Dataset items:

◇ ◇ ◇

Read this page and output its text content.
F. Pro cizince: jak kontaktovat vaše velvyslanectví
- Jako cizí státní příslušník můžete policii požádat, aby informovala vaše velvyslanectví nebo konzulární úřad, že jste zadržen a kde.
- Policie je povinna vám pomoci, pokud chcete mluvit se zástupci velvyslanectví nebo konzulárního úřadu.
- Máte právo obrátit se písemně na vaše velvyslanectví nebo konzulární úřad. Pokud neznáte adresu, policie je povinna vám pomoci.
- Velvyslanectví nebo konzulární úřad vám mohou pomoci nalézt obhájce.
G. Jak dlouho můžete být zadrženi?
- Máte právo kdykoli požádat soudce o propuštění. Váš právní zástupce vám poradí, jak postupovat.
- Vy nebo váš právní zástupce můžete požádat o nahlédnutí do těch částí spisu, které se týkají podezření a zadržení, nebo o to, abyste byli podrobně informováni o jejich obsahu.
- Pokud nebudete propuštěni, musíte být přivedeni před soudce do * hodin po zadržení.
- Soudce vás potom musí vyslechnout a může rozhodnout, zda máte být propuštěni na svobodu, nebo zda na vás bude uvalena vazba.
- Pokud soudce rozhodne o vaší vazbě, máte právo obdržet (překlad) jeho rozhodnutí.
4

◇ ◇ ◇

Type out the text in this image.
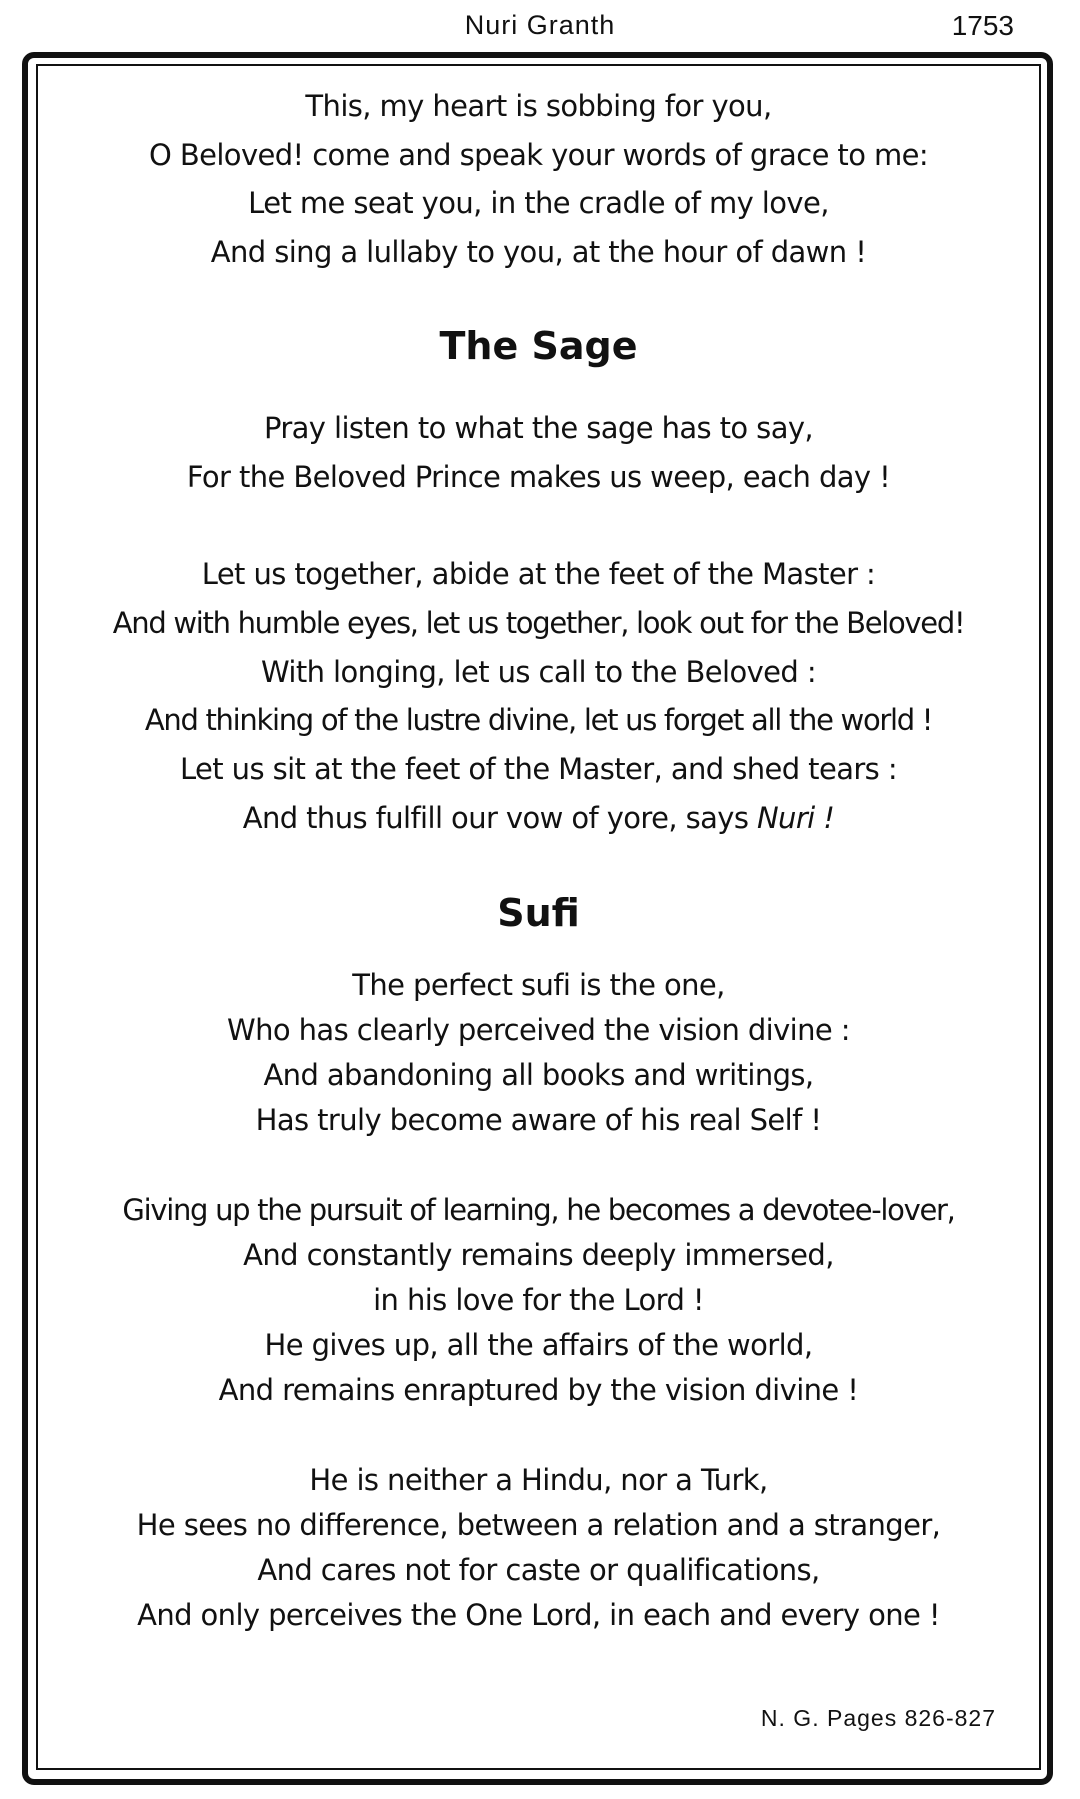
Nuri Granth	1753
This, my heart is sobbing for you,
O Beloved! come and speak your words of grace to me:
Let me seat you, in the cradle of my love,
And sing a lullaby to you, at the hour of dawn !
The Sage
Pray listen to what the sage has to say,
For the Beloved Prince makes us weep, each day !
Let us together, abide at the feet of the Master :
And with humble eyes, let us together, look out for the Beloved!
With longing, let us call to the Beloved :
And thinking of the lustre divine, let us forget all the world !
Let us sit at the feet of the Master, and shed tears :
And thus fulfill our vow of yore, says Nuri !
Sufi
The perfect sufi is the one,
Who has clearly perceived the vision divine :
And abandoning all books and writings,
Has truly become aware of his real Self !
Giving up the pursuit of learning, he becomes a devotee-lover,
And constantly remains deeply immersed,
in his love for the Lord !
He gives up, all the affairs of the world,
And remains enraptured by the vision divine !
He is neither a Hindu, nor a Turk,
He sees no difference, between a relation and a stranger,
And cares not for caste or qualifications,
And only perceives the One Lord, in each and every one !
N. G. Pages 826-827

◇ ◇ ◇

◆ WHAT THE EXERCISE ASKS ◆
Where a line of the records above holds the word "zástupce", copy that line.

◆ ANSWER TO THE PROBLEM ◆
- Máte právo kdykoli požádat soudce o propuštění. Váš právní zástupce vám poradí, jak postupovat.
- Vy nebo váš právní zástupce můžete požádat o nahlédnutí do těch částí spisu, které se týkají podezření a zadržení, nebo o to, abyste byli podrobně informováni o jejich obsahu.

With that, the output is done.